■ Goal: Reproduce the listing below without any change.

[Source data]

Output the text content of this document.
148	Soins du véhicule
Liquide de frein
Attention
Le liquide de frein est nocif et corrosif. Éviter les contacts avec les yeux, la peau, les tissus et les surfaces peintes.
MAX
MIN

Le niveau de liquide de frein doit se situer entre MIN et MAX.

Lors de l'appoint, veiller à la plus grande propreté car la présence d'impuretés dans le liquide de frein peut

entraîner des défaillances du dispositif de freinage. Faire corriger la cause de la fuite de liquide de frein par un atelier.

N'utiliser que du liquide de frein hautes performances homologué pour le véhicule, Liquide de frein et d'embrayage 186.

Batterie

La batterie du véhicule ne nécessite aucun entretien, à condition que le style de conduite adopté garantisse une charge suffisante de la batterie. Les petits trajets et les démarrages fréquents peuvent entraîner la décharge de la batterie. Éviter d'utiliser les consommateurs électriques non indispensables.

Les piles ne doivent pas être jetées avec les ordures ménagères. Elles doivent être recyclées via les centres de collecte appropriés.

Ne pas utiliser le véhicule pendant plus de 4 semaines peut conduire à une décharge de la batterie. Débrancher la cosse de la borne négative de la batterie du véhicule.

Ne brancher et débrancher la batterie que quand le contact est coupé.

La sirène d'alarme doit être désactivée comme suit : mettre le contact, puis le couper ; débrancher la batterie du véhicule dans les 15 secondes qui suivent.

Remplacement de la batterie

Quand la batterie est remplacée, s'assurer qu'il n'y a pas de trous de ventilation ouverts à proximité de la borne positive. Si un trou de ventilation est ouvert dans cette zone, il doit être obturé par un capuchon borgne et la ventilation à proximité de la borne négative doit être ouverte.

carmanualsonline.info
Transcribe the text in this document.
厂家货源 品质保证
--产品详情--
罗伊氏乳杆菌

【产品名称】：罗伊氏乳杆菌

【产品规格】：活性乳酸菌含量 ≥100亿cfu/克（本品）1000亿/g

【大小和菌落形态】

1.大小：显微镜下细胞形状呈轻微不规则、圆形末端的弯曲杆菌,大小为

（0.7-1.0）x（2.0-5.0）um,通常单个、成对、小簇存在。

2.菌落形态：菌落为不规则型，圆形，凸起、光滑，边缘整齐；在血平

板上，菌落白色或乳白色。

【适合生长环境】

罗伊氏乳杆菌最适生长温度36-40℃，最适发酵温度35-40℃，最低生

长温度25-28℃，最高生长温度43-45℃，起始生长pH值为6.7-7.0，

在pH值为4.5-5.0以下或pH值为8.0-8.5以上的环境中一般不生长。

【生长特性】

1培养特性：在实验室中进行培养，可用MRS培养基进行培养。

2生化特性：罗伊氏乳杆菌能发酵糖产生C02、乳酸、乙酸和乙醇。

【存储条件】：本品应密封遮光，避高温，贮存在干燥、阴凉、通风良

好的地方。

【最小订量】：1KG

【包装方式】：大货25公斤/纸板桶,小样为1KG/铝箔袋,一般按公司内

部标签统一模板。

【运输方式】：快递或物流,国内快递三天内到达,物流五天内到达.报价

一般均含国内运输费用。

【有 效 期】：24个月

■ Correct result:
Output the text content of this document.
148	Soins du véhicule
Liquide de frein
Attention
Le liquide de frein est nocif et corrosif. Éviter les contacts avec les yeux, la peau, les tissus et les surfaces peintes.
MAX
MIN

Le niveau de liquide de frein doit se situer entre MIN et MAX.

Lors de l'appoint, veiller à la plus grande propreté car la présence d'impuretés dans le liquide de frein peut

entraîner des défaillances du dispositif de freinage. Faire corriger la cause de la fuite de liquide de frein par un atelier.

N'utiliser que du liquide de frein hautes performances homologué pour le véhicule, Liquide de frein et d'embrayage 186.

Batterie

La batterie du véhicule ne nécessite aucun entretien, à condition que le style de conduite adopté garantisse une charge suffisante de la batterie. Les petits trajets et les démarrages fréquents peuvent entraîner la décharge de la batterie. Éviter d'utiliser les consommateurs électriques non indispensables.

Les piles ne doivent pas être jetées avec les ordures ménagères. Elles doivent être recyclées via les centres de collecte appropriés.

Ne pas utiliser le véhicule pendant plus de 4 semaines peut conduire à une décharge de la batterie. Débrancher la cosse de la borne négative de la batterie du véhicule.

Ne brancher et débrancher la batterie que quand le contact est coupé.

La sirène d'alarme doit être désactivée comme suit : mettre le contact, puis le couper ; débrancher la batterie du véhicule dans les 15 secondes qui suivent.

Remplacement de la batterie

Quand la batterie est remplacée, s'assurer qu'il n'y a pas de trous de ventilation ouverts à proximité de la borne positive. Si un trou de ventilation est ouvert dans cette zone, il doit être obturé par un capuchon borgne et la ventilation à proximité de la borne négative doit être ouverte.

carmanualsonline.info
Transcribe the text in this document.
厂家货源 品质保证
--产品详情--
罗伊氏乳杆菌

【产品名称】：罗伊氏乳杆菌

【产品规格】：活性乳酸菌含量 ≥100亿cfu/克（本品）1000亿/g

【大小和菌落形态】

1.大小：显微镜下细胞形状呈轻微不规则、圆形末端的弯曲杆菌,大小为

（0.7-1.0）x（2.0-5.0）um,通常单个、成对、小簇存在。

2.菌落形态：菌落为不规则型，圆形，凸起、光滑，边缘整齐；在血平

板上，菌落白色或乳白色。

【适合生长环境】

罗伊氏乳杆菌最适生长温度36-40℃，最适发酵温度35-40℃，最低生

长温度25-28℃，最高生长温度43-45℃，起始生长pH值为6.7-7.0，

在pH值为4.5-5.0以下或pH值为8.0-8.5以上的环境中一般不生长。

【生长特性】

1培养特性：在实验室中进行培养，可用MRS培养基进行培养。

2生化特性：罗伊氏乳杆菌能发酵糖产生C02、乳酸、乙酸和乙醇。

【存储条件】：本品应密封遮光，避高温，贮存在干燥、阴凉、通风良

好的地方。

【最小订量】：1KG

【包装方式】：大货25公斤/纸板桶,小样为1KG/铝箔袋,一般按公司内

部标签统一模板。

【运输方式】：快递或物流,国内快递三天内到达,物流五天内到达.报价

一般均含国内运输费用。

【有 效 期】：24个月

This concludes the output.